Records:

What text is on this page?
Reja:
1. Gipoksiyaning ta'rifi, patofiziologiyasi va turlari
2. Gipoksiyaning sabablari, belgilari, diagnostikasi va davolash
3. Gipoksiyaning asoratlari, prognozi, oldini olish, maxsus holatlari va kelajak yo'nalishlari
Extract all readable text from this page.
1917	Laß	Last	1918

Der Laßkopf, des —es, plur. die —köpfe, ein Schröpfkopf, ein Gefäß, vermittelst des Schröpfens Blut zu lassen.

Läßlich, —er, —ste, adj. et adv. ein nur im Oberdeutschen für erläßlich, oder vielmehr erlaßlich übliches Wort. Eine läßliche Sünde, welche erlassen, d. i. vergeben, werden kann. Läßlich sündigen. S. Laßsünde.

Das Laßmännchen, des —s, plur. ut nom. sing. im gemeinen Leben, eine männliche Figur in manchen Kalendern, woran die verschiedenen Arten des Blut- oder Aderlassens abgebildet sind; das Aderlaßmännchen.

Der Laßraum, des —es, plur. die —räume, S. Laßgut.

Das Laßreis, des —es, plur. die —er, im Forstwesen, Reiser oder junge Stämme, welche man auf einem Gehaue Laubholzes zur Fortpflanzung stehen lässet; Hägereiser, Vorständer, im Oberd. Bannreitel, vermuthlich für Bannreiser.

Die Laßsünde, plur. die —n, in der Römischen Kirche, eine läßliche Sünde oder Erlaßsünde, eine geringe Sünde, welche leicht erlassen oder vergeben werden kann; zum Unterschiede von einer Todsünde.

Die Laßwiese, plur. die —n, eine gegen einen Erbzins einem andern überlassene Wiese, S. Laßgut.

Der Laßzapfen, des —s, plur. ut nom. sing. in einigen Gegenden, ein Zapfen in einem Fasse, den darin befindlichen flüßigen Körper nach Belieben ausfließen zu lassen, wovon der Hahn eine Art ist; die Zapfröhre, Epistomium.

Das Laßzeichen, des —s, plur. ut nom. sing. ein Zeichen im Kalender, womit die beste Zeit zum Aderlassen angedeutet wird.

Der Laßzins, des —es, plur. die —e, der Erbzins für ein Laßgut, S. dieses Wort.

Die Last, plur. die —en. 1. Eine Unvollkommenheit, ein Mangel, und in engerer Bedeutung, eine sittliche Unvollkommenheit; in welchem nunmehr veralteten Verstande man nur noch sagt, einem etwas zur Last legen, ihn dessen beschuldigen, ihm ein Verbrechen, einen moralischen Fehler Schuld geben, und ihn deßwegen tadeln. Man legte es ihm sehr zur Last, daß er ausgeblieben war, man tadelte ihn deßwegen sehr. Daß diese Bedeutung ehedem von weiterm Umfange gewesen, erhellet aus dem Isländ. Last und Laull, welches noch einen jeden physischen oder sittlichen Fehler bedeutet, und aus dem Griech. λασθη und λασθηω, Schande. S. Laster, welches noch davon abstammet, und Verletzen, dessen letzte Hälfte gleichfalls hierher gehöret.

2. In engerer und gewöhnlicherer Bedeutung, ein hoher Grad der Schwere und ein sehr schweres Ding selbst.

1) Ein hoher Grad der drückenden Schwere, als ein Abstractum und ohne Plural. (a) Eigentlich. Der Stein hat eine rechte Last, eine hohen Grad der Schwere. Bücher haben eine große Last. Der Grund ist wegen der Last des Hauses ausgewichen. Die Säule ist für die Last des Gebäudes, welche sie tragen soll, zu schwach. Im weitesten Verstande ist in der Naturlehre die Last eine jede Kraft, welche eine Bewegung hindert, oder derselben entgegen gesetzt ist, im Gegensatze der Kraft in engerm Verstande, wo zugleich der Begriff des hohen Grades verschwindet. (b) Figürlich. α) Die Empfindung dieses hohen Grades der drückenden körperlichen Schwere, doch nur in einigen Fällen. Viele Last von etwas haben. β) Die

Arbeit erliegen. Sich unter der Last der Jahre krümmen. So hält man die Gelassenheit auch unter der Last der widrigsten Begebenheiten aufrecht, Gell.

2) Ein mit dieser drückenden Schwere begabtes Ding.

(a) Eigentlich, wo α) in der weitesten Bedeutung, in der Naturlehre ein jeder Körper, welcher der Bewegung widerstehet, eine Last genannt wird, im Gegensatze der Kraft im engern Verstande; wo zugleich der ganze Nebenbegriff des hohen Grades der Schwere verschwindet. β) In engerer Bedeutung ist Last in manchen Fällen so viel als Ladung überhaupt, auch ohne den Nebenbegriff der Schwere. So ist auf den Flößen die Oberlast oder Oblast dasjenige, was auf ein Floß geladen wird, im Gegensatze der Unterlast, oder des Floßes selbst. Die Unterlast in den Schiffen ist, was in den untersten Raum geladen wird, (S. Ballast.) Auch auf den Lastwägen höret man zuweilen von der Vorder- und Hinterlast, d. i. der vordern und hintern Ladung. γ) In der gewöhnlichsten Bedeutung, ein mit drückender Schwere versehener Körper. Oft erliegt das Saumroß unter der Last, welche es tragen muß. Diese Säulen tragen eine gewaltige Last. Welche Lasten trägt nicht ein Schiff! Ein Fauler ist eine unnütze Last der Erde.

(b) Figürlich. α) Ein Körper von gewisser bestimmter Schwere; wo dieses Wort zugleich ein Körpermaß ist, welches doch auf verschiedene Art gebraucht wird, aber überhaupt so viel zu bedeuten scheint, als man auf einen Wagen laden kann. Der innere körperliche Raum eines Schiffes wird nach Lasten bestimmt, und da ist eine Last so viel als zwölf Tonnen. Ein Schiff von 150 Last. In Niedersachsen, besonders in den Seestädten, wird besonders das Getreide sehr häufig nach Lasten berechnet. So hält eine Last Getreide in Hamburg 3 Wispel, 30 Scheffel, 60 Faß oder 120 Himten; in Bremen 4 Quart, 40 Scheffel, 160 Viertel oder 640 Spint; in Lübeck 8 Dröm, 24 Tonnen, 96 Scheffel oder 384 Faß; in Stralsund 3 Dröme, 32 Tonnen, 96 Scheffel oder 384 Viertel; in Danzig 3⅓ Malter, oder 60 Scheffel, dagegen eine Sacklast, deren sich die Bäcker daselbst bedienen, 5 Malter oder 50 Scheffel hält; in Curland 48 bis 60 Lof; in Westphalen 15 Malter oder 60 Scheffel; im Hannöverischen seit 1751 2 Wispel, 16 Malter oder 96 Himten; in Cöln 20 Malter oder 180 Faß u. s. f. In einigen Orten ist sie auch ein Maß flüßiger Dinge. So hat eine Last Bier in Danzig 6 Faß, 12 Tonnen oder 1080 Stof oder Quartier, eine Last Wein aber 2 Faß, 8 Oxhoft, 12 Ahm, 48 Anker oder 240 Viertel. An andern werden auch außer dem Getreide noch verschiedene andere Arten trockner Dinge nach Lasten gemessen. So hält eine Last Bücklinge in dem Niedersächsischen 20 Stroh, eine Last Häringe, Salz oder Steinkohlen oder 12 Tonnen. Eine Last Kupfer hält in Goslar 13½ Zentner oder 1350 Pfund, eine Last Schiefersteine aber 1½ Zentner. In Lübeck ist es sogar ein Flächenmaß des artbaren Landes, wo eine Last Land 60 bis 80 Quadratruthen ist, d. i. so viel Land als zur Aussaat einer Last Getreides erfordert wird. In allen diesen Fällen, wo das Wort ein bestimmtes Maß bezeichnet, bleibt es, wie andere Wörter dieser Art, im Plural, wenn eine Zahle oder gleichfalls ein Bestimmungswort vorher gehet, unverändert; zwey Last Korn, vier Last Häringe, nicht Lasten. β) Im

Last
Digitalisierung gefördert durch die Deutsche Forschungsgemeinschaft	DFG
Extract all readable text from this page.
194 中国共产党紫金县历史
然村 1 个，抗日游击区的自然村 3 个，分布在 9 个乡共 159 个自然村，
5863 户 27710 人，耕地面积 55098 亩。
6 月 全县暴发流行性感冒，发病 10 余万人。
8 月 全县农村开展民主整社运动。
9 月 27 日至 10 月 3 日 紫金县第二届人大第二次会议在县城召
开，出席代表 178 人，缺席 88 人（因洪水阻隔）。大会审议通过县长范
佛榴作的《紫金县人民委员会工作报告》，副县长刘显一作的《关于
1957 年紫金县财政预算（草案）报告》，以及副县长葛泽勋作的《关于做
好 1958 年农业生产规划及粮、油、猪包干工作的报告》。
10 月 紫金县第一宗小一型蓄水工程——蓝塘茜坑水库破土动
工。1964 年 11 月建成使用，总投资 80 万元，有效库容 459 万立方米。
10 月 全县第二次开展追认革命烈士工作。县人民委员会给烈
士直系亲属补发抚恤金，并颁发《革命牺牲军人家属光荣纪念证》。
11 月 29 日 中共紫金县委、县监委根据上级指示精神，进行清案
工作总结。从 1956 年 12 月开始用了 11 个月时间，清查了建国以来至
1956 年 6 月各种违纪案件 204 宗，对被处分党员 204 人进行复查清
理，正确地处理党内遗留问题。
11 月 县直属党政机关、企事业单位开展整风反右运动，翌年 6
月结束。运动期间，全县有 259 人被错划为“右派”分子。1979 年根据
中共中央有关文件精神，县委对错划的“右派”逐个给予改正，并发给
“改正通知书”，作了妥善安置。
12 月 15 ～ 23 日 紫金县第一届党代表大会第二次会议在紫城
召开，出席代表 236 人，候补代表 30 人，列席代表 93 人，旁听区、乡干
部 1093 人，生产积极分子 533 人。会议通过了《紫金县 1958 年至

Task directions: Pull out and copy each line containing the string "Blut".

In response:
Der Laßkopf, des —es, plur. die —köpfe, ein Schröpfkopf, ein Gefäß, vermittelst des Schröpfens Blut zu lassen.
Das Laßmännchen, des —s, plur. ut nom. sing. im gemeinen Leben, eine männliche Figur in manchen Kalendern, woran die verschiedenen Arten des Blut- oder Aderlassens abgebildet sind; das Aderlaßmännchen.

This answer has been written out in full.